(Dataset rows about figures)
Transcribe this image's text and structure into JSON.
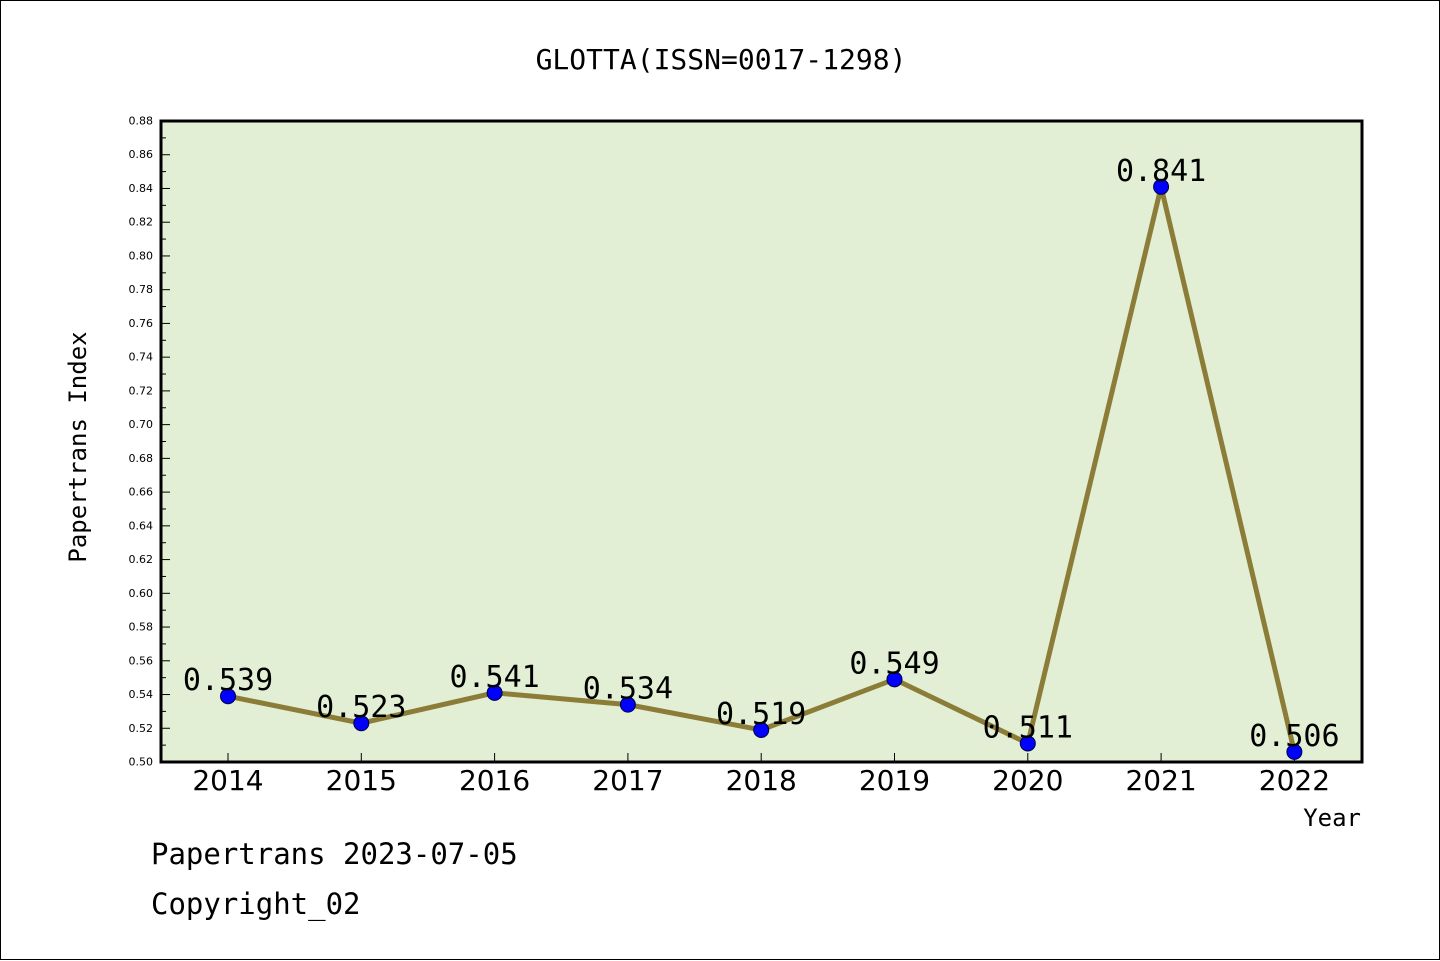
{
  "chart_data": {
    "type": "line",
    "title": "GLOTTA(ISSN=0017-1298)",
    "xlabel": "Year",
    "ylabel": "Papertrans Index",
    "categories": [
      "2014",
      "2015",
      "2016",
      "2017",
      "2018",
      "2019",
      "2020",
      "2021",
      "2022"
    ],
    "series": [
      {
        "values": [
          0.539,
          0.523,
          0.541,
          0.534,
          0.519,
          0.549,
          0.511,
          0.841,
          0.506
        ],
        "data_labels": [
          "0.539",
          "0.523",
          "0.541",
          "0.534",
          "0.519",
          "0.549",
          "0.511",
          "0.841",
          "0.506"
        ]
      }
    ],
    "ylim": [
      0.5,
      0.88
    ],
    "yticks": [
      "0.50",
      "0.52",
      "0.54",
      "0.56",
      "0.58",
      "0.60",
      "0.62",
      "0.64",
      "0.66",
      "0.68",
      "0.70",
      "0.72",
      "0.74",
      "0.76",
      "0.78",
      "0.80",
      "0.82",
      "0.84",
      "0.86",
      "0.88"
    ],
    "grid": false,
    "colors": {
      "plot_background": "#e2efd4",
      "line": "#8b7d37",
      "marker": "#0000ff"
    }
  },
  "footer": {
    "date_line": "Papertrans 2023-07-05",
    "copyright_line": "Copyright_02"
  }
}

## Your instructions
How many lines of the entries above hold the string "Papertrans"? Reply with the number alone.

## Task solution
2